• EXERCISE MATERIAL:
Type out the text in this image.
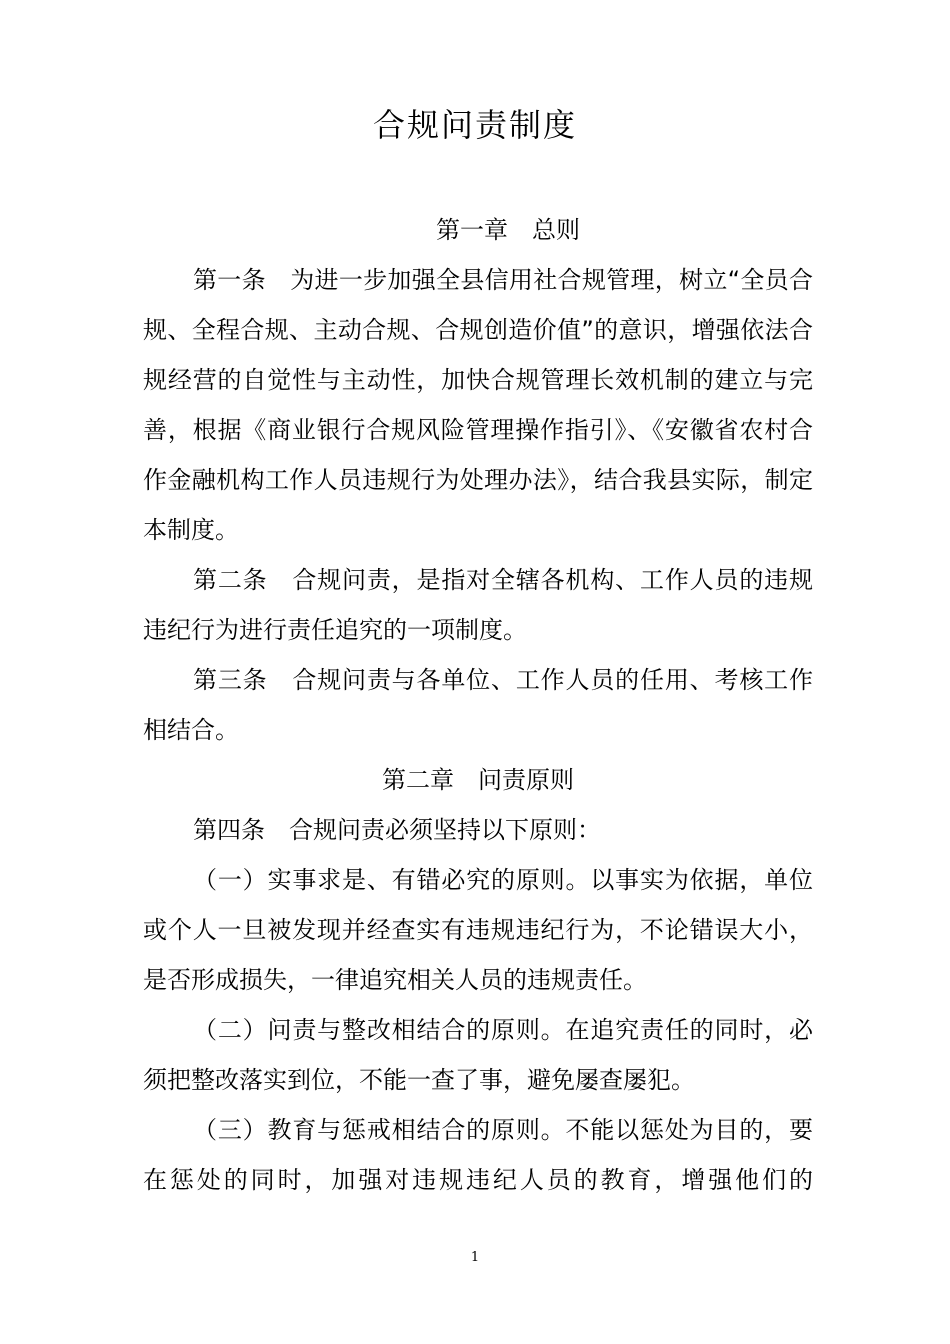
合规问责制度

第一章　总则

第一条　为进一步加强全县信用社合规管理，树立“全员合规、全程合规、主动合规、合规创造价值”的意识，增强依法合规经营的自觉性与主动性，加快合规管理长效机制的建立与完善，根据《商业银行合规风险管理操作指引》、《安徽省农村合作金融机构工作人员违规行为处理办法》，结合我县实际，制定本制度。

第二条　合规问责，是指对全辖各机构、工作人员的违规违纪行为进行责任追究的一项制度。

第三条　合规问责与各单位、工作人员的任用、考核工作相结合。

第二章　问责原则

第四条　合规问责必须坚持以下原则：

（一）实事求是、有错必究的原则。以事实为依据，单位或个人一旦被发现并经查实有违规违纪行为，不论错误大小，是否形成损失，一律追究相关人员的违规责任。

（二）问责与整改相结合的原则。在追究责任的同时，必须把整改落实到位，不能一查了事，避免屡查屡犯。

（三）教育与惩戒相结合的原则。不能以惩处为目的，要在惩处的同时，加强对违规违纪人员的教育，增强他们的

1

• YOUR GOAL:
Leave out the pictures and restate everything else word for word.

• OUTPUT BELOW:
Type out the text in this image.
合规问责制度

第一章　总则

第一条　为进一步加强全县信用社合规管理，树立“全员合规、全程合规、主动合规、合规创造价值”的意识，增强依法合规经营的自觉性与主动性，加快合规管理长效机制的建立与完善，根据《商业银行合规风险管理操作指引》、《安徽省农村合作金融机构工作人员违规行为处理办法》，结合我县实际，制定本制度。

第二条　合规问责，是指对全辖各机构、工作人员的违规违纪行为进行责任追究的一项制度。

第三条　合规问责与各单位、工作人员的任用、考核工作相结合。

第二章　问责原则

第四条　合规问责必须坚持以下原则：

（一）实事求是、有错必究的原则。以事实为依据，单位或个人一旦被发现并经查实有违规违纪行为，不论错误大小，是否形成损失，一律追究相关人员的违规责任。

（二）问责与整改相结合的原则。在追究责任的同时，必须把整改落实到位，不能一查了事，避免屡查屡犯。

（三）教育与惩戒相结合的原则。不能以惩处为目的，要在惩处的同时，加强对违规违纪人员的教育，增强他们的

1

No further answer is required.